Exercise - Review the material and extract every line in which the word "erneut" occurs.

* begin Entries *

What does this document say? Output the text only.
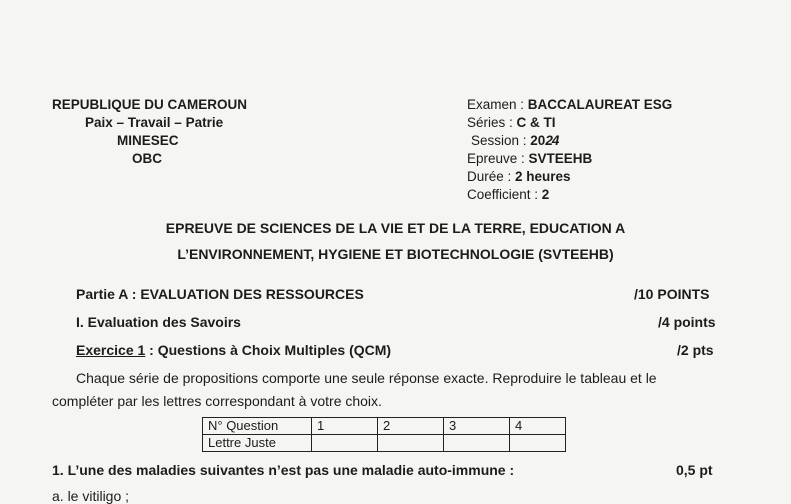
REPUBLIQUE DU CAMEROUN
Paix – Travail – Patrie
MINESEC
OBC
Examen : BACCALAUREAT ESG
Séries : C & TI
Session : 2024
Epreuve : SVTEEHB
Durée : 2 heures
Coefficient : 2
EPREUVE DE SCIENCES DE LA VIE ET DE LA TERRE, EDUCATION A
L’ENVIRONNEMENT, HYGIENE ET BIOTECHNOLOGIE (SVTEEHB)
Partie A : EVALUATION DES RESSOURCES	/10 POINTS
I. Evaluation des Savoirs	/4 points
Exercice 1 : Questions à Choix Multiples (QCM)	/2 pts
Chaque série de propositions comporte une seule réponse exacte. Reproduire le tableau et le
compléter par les lettres correspondant à votre choix.
N° Question	1	2	3	4
Lettre Juste				
1. L’une des maladies suivantes n’est pas une maladie auto-immune :	0,5 pt
a. le vitiligo ;
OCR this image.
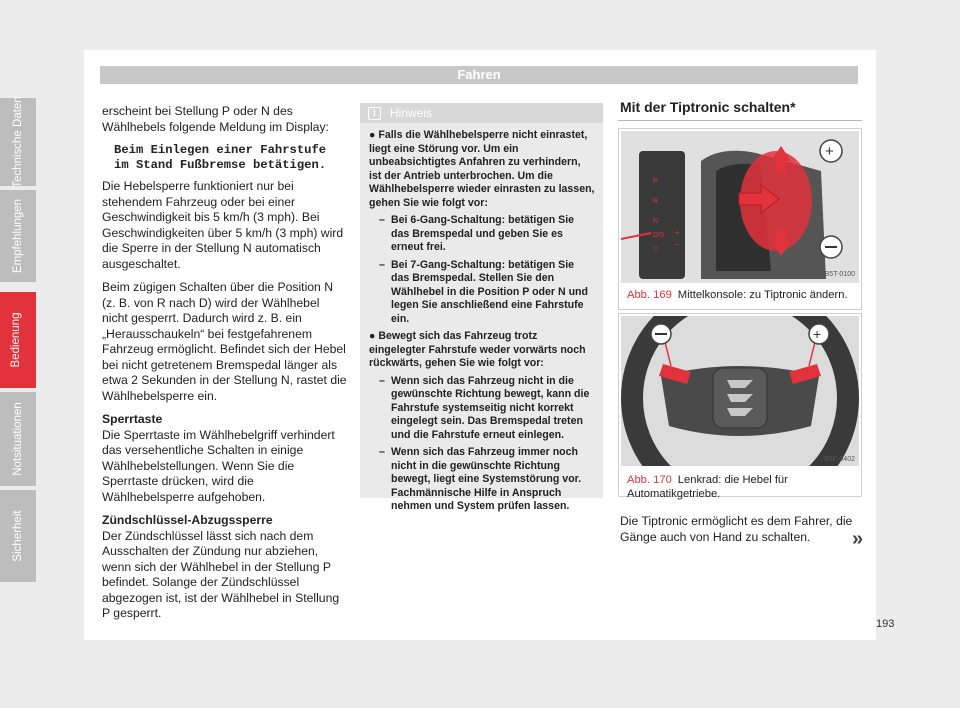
Fahren

erscheint bei Stellung P oder N des Wählhebels folgende Meldung im Display:

Beim Einlegen einer Fahrstufe im Stand Fußbremse betätigen.

Die Hebelsperre funktioniert nur bei stehendem Fahrzeug oder bei einer Geschwindigkeit bis 5 km/h (3 mph). Bei Geschwindigkeiten über 5 km/h (3 mph) wird die Sperre in der Stellung N automatisch ausgeschaltet.

Beim zügigen Schalten über die Position N (z. B. von R nach D) wird der Wählhebel nicht gesperrt. Dadurch wird z. B. ein „Herausschaukeln“ bei festgefahrenem Fahrzeug ermöglicht. Befindet sich der Hebel bei nicht getretenem Bremspedal länger als etwa 2 Sekunden in der Stellung N, rastet die Wählhebelsperre ein.

Sperrtaste
Die Sperrtaste im Wählhebelgriff verhindert das versehentliche Schalten in einige Wählhebelstellungen. Wenn Sie die Sperrtaste drücken, wird die Wählhebelsperre aufgehoben.

Zündschlüssel-Abzugssperre
Der Zündschlüssel lässt sich nach dem Ausschalten der Zündung nur abziehen, wenn sich der Wählhebel in der Stellung P befindet. Solange der Zündschlüssel abgezogen ist, ist der Wählhebel in Stellung P gesperrt.

i	Hinweis
● Falls die Wählhebelsperre nicht einrastet, liegt eine Störung vor. Um ein unbeabsichtigtes Anfahren zu verhindern, ist der Antrieb unterbrochen. Um die Wählhebelsperre wieder einrasten zu lassen, gehen Sie wie folgt vor:
– Bei 6-Gang-Schaltung: betätigen Sie das Bremspedal und geben Sie es erneut frei.
– Bei 7-Gang-Schaltung: betätigen Sie das Bremspedal. Stellen Sie den Wählhebel in die Position P oder N und legen Sie anschließend eine Fahrstufe ein.
● Bewegt sich das Fahrzeug trotz eingelegter Fahrstufe weder vorwärts noch rückwärts, gehen Sie wie folgt vor:
– Wenn sich das Fahrzeug nicht in die gewünschte Richtung bewegt, kann die Fahrstufe systemseitig nicht korrekt eingelegt sein. Das Bremspedal treten und die Fahrstufe erneut einlegen.
– Wenn sich das Fahrzeug immer noch nicht in die gewünschte Richtung bewegt, liegt eine Systemstörung vor. Fachmännische Hilfe in Anspruch nehmen und System prüfen lassen.
Mit der Tiptronic schalten*
P
R
N
D/S
▽
+
–
+
Abb. 169 Mittelkonsole: zu Tiptronic ändern.
B5T-0100
+
Abb. 170 Lenkrad: die Hebel für Automatikgetriebe.
B5F-0402
Die Tiptronic ermöglicht es dem Fahrer, die Gänge auch von Hand zu schalten.	»
Technische Daten
Empfehlungen
Bedienung
Notsituationen
Sicherheit
193
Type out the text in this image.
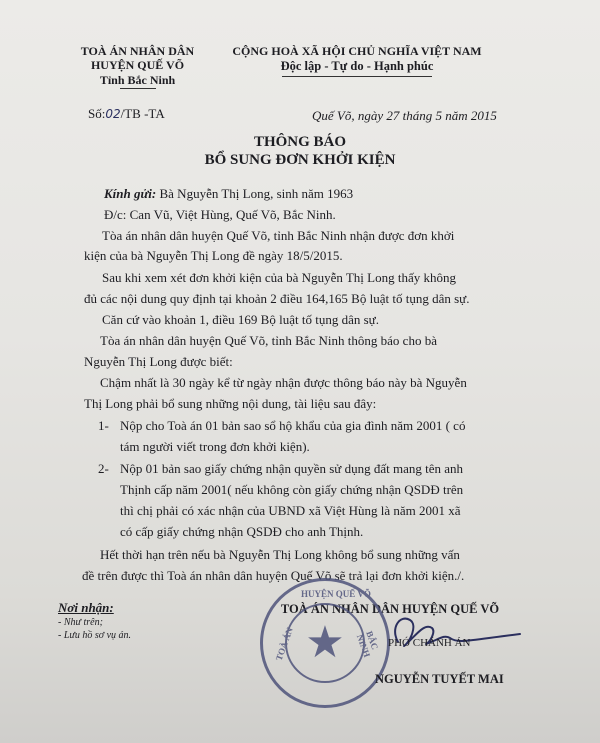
TOÀ ÁN NHÂN DÂN
HUYỆN QUẾ VÕ
Tỉnh Bắc Ninh
CỘNG HOÀ XÃ HỘI CHỦ NGHĨA VIỆT NAM
Độc lập - Tự do - Hạnh phúc
Số:02/TB -TA	Quế Võ, ngày 27 tháng 5 năm 2015
THÔNG BÁO
BỔ SUNG ĐƠN KHỞI KIỆN
Kính gửi: Bà Nguyễn Thị Long, sinh năm 1963
Đ/c: Can Vũ, Việt Hùng, Quế Võ, Bắc Ninh.
Tòa án nhân dân huyện Quế Võ, tỉnh Bắc Ninh nhận được đơn khởi
kiện của bà Nguyễn Thị Long đề ngày 18/5/2015.
Sau khi xem xét đơn khởi kiện của bà Nguyễn Thị Long thấy không
đủ các nội dung quy định tại khoản 2 điều 164,165 Bộ luật tố tụng dân sự.
Căn cứ vào khoản 1, điều 169 Bộ luật tố tụng dân sự.
Tòa án nhân dân huyện Quế Võ, tỉnh Bắc Ninh thông báo cho bà
Nguyễn Thị Long được biết:
Chậm nhất là 30 ngày kể từ ngày nhận được thông báo này bà Nguyễn
Thị Long phải bổ sung những nội dung, tài liệu sau đây:
1- Nộp cho Toà án 01 bản sao sổ hộ khẩu của gia đình năm 2001 ( có
tám người viết trong đơn khởi kiện).
2- Nộp 01 bản sao giấy chứng nhận quyền sử dụng đất mang tên anh
Thịnh cấp năm 2001( nếu không còn giấy chứng nhận QSDĐ trên
thì chị phải có xác nhận của UBND xã Việt Hùng là năm 2001 xã
có cấp giấy chứng nhận QSDĐ cho anh Thịnh.
Hết thời hạn trên nếu bà Nguyễn Thị Long không bổ sung những vấn
đề trên được thì Toà án nhân dân huyện Quế Võ sẽ trả lại đơn khởi kiện./.
Nơi nhận:
- Như trên;
- Lưu hồ sơ vụ án.
TOÀ ÁN NHÂN DÂN HUYỆN QUẾ VÕ
HUYỆN QUẾ VÕ
TOÀ ÁN	BẮC NINH
★	PHÓ CHÁNH ÁN
NGUYỄN TUYẾT MAI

* end Entries *

Right answer -
– Bei 6-Gang-Schaltung: betätigen Sie das Bremspedal und geben Sie es erneut frei.
– Wenn sich das Fahrzeug nicht in die gewünschte Richtung bewegt, kann die Fahrstufe systemseitig nicht korrekt eingelegt sein. Das Bremspedal treten und die Fahrstufe erneut einlegen.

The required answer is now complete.